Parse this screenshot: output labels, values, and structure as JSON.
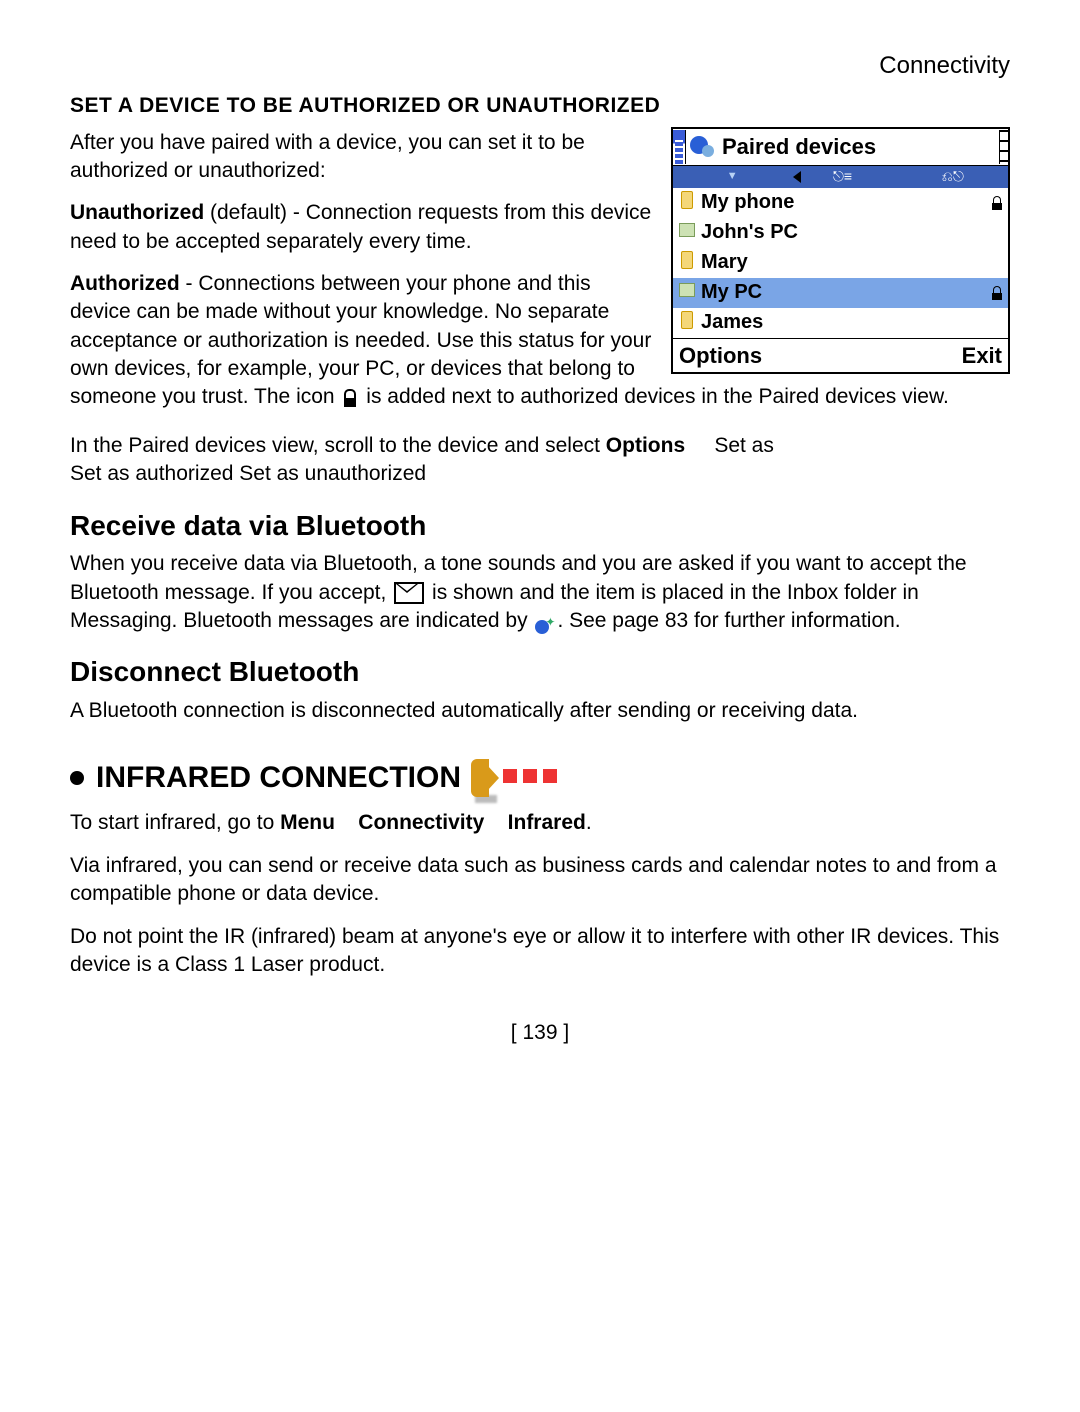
{
  "header": {
    "section": "Connectivity"
  },
  "headings": {
    "authorize": "SET A DEVICE TO BE AUTHORIZED OR UNAUTHORIZED",
    "receive": "Receive data via Bluetooth",
    "disconnect": "Disconnect Bluetooth",
    "infrared": "INFRARED CONNECTION"
  },
  "text": {
    "p1": "After you have paired with a device, you can set it to be authorized or unauthorized:",
    "unauth_label": "Unauthorized",
    "unauth_rest": " (default) - Connection requests from this device need to be accepted separately every time.",
    "auth_label": "Authorized",
    "auth_rest_a": " - Connections between your phone and this device can be made without your knowledge. No separate acceptance or authorization is needed. Use this status for your own devices, for example, your PC, or devices that belong to someone you trust. The icon ",
    "auth_rest_b": " is added next to authorized devices in the Paired devices view.",
    "p4a": "In the Paired devices view, scroll to the device and select ",
    "options_word": "Options",
    "p4b": "Set as authorized",
    "p4c": " Set as unauthorized",
    "setas": "Set as",
    "receive_a": "When you receive data via Bluetooth, a tone sounds and you are asked if you want to accept the Bluetooth message. If you accept, ",
    "receive_b": " is shown and the item is placed in the Inbox folder in Messaging. Bluetooth messages are indicated by ",
    "receive_c": ". See page 83 for further information.",
    "disconnect_p": "A Bluetooth connection is disconnected automatically after sending or receiving data.",
    "ir_start_a": "To start infrared, go to ",
    "ir_menu": "Menu",
    "ir_conn": "Connectivity",
    "ir_infra": "Infrared",
    "ir_period": ".",
    "ir_p2": "Via infrared, you can send or receive data such as business cards and calendar notes to and from a compatible phone or data device.",
    "ir_p3": "Do not point the IR (infrared) beam at anyone's eye or allow it to interfere with other IR devices. This device is a Class 1 Laser product."
  },
  "screenshot": {
    "title": "Paired devices",
    "devices": [
      {
        "name": "My phone",
        "type": "phone",
        "locked": true,
        "selected": false
      },
      {
        "name": "John's PC",
        "type": "pc",
        "locked": false,
        "selected": false
      },
      {
        "name": "Mary",
        "type": "phone",
        "locked": false,
        "selected": false
      },
      {
        "name": "My PC",
        "type": "pc",
        "locked": true,
        "selected": true
      },
      {
        "name": "James",
        "type": "phone",
        "locked": false,
        "selected": false
      }
    ],
    "softkeys": {
      "left": "Options",
      "right": "Exit"
    }
  },
  "page_number": "[ 139 ]"
}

====

--- Task description ---
Using the listing above, return all lines where the word "name" occurs.

--- Reply ---
        "name": "My phone",
        "name": "John's PC",
        "name": "Mary",
        "name": "My PC",
        "name": "James",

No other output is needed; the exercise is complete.